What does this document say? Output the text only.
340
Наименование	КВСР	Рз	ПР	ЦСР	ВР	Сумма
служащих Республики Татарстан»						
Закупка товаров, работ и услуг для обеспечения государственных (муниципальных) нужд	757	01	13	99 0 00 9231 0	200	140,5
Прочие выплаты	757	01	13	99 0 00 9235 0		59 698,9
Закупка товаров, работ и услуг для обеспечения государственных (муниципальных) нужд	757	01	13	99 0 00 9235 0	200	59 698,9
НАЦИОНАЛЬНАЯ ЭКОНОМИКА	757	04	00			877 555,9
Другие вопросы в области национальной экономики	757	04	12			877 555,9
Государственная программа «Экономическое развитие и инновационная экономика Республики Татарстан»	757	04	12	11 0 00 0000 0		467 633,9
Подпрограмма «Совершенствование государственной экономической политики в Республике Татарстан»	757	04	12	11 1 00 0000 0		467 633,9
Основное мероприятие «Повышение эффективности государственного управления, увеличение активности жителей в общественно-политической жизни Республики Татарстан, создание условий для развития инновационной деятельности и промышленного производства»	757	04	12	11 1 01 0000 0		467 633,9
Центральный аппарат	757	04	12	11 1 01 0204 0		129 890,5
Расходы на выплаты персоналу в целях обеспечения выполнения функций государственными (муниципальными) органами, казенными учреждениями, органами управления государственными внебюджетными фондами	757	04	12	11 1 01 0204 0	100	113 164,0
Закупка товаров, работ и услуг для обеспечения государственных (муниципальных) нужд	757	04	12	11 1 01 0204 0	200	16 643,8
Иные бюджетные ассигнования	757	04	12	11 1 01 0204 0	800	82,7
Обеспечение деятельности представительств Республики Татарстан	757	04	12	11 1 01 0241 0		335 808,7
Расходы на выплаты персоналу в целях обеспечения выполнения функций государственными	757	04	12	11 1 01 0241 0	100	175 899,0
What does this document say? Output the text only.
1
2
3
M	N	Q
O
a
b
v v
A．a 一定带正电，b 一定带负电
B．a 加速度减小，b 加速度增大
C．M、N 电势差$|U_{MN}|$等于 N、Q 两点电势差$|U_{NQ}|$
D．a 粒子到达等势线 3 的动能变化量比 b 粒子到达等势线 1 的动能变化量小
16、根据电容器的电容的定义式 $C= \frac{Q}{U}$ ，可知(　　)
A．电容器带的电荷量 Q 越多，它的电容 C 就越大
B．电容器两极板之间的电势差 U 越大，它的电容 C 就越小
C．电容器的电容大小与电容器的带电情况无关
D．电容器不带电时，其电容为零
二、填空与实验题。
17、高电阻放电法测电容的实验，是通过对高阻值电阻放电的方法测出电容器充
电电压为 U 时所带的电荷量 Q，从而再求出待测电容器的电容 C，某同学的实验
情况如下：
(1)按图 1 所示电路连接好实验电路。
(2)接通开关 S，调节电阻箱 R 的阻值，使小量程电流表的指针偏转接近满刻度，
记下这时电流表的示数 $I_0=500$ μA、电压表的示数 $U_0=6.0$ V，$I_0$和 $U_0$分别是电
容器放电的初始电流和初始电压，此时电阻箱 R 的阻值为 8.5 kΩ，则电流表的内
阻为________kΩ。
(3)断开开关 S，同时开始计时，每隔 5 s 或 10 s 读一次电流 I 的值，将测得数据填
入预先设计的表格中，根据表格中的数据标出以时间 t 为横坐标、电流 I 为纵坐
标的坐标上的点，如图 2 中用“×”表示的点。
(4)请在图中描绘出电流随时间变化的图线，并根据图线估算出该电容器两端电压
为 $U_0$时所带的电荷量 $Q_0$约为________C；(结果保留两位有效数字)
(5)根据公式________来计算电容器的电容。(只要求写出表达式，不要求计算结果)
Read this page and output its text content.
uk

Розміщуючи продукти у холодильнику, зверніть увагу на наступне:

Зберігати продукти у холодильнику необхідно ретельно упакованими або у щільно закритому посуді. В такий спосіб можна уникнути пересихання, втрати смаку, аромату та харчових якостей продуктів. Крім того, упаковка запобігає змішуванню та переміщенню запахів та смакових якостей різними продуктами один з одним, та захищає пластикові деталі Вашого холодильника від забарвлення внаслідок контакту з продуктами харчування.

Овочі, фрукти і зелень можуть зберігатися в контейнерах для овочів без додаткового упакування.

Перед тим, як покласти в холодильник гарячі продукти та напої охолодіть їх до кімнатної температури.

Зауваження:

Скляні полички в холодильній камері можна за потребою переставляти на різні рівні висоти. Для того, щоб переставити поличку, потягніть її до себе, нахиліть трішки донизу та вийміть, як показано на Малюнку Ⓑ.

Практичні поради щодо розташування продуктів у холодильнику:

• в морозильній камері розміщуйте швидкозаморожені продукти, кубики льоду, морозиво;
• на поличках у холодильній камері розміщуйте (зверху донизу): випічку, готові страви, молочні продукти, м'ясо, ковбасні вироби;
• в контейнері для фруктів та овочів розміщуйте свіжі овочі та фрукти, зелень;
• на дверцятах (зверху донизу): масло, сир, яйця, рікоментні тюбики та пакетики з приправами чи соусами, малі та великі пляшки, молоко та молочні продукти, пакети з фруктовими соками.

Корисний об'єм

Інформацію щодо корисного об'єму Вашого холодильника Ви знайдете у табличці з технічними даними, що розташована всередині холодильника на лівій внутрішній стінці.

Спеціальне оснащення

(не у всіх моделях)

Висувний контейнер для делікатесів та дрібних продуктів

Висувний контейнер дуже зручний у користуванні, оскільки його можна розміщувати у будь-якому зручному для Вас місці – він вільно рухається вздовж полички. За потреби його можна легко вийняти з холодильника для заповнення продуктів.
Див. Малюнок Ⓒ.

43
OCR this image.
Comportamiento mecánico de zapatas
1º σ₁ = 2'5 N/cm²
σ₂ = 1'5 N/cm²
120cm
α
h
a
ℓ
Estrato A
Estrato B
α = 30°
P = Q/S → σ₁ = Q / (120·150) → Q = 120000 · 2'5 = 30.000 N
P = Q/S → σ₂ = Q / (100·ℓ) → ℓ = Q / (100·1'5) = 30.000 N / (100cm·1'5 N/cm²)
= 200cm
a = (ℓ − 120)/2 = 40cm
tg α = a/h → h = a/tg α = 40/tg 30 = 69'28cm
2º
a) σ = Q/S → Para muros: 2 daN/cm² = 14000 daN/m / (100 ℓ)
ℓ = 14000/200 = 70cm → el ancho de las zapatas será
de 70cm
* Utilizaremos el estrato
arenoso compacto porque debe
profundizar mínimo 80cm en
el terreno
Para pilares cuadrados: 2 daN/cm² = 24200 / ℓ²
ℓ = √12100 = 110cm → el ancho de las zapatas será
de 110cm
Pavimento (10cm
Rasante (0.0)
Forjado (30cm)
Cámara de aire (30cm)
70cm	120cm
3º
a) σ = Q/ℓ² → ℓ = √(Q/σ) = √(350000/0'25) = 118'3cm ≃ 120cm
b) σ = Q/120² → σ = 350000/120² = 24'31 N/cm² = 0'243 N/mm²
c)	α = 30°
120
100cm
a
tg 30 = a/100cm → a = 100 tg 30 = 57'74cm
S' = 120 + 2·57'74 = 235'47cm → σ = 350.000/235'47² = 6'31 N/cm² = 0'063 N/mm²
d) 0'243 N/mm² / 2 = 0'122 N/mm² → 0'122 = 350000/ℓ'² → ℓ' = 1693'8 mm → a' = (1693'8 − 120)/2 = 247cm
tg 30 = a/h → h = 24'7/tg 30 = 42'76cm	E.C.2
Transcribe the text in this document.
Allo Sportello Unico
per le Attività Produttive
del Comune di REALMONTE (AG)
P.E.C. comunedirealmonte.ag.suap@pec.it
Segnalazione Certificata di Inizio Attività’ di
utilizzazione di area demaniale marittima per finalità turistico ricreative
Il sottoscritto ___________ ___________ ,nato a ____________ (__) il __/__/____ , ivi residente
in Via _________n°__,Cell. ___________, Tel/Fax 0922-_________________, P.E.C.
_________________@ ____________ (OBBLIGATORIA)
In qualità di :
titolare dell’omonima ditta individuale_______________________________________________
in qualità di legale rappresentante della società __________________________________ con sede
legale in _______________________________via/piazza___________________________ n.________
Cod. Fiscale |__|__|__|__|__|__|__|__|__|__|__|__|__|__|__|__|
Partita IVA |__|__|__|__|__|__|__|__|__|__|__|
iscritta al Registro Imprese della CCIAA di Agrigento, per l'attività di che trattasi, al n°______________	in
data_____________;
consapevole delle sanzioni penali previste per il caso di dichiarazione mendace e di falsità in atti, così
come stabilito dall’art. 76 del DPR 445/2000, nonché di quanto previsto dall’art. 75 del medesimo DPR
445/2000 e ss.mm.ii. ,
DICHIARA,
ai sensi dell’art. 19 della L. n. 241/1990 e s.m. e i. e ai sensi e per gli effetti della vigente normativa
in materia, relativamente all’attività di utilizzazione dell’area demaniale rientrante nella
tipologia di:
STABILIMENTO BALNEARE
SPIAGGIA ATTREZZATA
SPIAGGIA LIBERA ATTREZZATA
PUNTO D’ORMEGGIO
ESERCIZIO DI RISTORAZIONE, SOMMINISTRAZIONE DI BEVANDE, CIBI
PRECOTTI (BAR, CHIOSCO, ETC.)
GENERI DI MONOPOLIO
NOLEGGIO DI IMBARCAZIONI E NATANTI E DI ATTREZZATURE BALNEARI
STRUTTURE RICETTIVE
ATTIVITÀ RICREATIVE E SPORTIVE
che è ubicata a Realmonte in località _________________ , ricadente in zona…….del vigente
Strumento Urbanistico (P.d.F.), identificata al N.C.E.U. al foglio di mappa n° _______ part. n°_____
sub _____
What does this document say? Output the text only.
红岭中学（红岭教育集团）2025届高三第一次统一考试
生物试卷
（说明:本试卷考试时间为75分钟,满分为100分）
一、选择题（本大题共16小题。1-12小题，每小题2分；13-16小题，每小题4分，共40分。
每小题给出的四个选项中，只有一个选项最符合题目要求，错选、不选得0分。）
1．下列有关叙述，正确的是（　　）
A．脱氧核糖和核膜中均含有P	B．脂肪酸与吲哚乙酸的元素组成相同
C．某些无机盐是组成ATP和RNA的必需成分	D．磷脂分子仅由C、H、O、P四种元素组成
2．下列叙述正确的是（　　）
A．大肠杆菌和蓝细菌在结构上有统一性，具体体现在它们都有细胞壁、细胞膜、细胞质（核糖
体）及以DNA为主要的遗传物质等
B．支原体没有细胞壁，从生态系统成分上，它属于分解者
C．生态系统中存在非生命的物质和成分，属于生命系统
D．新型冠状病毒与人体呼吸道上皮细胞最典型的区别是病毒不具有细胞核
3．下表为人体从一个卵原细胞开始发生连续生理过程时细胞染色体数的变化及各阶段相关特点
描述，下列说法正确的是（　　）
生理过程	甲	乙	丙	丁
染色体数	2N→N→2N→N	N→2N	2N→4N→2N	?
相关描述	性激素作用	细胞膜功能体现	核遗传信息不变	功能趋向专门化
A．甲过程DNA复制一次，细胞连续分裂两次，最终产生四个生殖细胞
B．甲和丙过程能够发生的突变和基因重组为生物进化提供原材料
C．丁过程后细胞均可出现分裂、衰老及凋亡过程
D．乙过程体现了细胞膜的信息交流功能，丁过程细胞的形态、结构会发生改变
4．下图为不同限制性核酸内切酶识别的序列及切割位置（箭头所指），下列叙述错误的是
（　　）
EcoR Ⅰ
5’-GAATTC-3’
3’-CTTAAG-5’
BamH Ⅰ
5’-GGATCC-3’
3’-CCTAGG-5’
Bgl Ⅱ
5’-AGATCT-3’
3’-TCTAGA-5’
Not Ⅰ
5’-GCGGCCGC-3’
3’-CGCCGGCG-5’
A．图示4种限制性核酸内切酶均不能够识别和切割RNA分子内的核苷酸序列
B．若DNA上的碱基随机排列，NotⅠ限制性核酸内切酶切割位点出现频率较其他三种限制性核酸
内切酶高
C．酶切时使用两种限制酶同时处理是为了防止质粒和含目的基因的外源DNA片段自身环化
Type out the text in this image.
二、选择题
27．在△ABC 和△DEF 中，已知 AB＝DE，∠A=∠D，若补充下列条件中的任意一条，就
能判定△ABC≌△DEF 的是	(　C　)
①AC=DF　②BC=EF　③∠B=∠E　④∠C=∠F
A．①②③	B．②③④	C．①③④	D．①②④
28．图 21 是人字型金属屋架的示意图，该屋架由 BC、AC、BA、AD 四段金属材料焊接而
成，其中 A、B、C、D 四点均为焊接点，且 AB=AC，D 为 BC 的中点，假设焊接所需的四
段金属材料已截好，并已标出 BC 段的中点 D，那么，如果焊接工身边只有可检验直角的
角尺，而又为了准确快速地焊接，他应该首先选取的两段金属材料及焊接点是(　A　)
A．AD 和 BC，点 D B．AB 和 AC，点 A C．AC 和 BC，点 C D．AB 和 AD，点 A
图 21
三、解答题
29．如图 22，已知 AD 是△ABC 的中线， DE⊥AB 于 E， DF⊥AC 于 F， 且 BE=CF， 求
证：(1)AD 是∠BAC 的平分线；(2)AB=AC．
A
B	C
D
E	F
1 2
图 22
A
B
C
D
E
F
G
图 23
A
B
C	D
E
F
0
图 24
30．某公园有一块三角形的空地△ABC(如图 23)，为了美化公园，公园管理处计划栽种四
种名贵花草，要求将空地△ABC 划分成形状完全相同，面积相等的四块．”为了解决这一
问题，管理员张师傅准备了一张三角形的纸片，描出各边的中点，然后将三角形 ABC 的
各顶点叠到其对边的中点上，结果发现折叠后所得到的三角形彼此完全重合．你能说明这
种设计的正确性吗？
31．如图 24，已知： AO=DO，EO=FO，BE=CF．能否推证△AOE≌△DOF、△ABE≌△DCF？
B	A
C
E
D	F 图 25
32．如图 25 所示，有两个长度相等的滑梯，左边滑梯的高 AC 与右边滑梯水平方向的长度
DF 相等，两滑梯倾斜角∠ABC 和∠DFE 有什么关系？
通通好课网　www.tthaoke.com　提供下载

******

:: EXERCISE TASK ::
Find the lines that include the string "legale", then copy each of them.

:: PROBLEM SOLUTION ::
in qualità di legale rappresentante della società __________________________________ con sede
legale in _______________________________via/piazza___________________________ n.________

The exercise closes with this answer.